• **Supplied data**:
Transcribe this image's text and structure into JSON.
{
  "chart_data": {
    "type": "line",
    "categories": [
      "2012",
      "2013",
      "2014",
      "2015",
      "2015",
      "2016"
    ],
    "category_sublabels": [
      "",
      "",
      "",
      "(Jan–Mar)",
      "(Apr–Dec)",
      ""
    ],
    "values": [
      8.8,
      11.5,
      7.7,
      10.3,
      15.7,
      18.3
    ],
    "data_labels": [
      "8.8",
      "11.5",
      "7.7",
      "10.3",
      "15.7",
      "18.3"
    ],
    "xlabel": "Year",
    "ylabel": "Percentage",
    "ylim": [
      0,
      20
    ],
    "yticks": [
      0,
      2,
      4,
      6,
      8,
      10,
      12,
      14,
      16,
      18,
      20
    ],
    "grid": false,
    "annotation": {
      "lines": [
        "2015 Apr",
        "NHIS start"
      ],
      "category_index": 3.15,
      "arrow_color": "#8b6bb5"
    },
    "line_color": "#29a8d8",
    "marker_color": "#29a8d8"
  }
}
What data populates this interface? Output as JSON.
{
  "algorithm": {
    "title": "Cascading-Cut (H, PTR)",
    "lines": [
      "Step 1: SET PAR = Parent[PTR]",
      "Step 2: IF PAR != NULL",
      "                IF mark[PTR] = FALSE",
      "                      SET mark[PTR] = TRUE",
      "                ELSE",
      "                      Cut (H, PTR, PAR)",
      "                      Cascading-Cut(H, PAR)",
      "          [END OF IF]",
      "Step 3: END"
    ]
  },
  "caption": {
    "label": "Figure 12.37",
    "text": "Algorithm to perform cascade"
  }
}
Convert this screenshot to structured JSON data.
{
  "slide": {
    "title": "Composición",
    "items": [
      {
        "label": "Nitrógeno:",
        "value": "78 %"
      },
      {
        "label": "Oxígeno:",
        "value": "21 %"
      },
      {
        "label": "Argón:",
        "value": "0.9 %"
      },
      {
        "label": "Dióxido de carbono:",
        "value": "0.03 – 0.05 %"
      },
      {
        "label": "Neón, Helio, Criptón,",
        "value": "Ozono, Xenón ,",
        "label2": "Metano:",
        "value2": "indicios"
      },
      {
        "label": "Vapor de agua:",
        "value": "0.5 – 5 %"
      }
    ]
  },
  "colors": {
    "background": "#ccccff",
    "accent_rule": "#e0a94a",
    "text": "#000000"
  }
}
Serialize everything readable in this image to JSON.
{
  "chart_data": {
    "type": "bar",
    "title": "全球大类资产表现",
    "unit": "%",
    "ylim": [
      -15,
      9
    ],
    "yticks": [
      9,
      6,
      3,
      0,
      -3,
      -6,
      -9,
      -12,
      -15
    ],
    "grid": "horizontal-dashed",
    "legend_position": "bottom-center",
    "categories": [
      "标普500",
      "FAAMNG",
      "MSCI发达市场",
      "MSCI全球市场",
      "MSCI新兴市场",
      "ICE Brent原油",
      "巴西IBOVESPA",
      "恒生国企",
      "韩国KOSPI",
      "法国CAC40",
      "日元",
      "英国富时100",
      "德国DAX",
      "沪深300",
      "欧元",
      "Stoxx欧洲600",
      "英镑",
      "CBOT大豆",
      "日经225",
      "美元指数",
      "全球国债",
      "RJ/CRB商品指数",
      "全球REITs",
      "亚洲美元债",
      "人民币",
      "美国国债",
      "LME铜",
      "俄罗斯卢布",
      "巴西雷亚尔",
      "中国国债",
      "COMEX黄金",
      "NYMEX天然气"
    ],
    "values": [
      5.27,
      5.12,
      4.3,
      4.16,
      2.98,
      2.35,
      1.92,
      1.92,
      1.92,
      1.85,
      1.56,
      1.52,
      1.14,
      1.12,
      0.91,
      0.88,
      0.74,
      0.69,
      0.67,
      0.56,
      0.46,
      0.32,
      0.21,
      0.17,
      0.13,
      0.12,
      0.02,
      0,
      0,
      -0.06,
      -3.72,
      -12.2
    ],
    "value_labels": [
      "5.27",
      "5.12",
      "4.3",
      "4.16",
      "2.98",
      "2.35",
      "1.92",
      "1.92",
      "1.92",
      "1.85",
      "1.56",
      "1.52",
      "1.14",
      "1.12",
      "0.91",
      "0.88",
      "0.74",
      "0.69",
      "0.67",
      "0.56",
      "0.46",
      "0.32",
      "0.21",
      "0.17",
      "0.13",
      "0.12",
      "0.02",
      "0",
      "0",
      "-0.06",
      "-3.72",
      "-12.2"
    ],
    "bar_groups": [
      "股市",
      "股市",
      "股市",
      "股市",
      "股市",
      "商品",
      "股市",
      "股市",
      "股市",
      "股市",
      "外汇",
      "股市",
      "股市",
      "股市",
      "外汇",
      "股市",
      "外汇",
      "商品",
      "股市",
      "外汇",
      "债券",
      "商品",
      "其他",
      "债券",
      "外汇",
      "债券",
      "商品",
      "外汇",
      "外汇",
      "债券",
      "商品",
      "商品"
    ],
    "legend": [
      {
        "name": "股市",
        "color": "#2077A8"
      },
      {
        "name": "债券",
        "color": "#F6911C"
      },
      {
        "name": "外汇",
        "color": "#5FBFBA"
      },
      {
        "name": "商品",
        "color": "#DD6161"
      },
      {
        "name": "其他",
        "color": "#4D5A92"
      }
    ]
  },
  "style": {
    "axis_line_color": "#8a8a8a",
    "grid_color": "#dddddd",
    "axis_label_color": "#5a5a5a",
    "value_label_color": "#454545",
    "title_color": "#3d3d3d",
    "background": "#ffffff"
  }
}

• **Aim**:
Return from the data every line that holds "text".

• **Exercise answer**:
Transcribe this image's text and structure into JSON.
    "text": "Algorithm to perform cascade"
    "text": "#000000"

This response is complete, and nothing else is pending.